→ **AIM**
All of the material below is to be retyped exactly.

Records excerpted from a collection
################
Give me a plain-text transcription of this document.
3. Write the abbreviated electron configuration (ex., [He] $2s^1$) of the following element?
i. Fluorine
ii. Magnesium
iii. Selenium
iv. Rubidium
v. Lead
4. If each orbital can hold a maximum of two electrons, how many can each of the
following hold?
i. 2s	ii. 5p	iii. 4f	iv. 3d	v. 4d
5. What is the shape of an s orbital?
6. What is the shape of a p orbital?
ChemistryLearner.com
################
→ **SOLUTION TO THIS EXERCISE**
Give me a plain-text transcription of this document.
3. Write the abbreviated electron configuration (ex., [He] $2s^1$) of the following element?
i. Fluorine
ii. Magnesium
iii. Selenium
iv. Rubidium
v. Lead
4. If each orbital can hold a maximum of two electrons, how many can each of the
following hold?
i. 2s	ii. 5p	iii. 4f	iv. 3d	v. 4d
5. What is the shape of an s orbital?
6. What is the shape of a p orbital?
ChemistryLearner.com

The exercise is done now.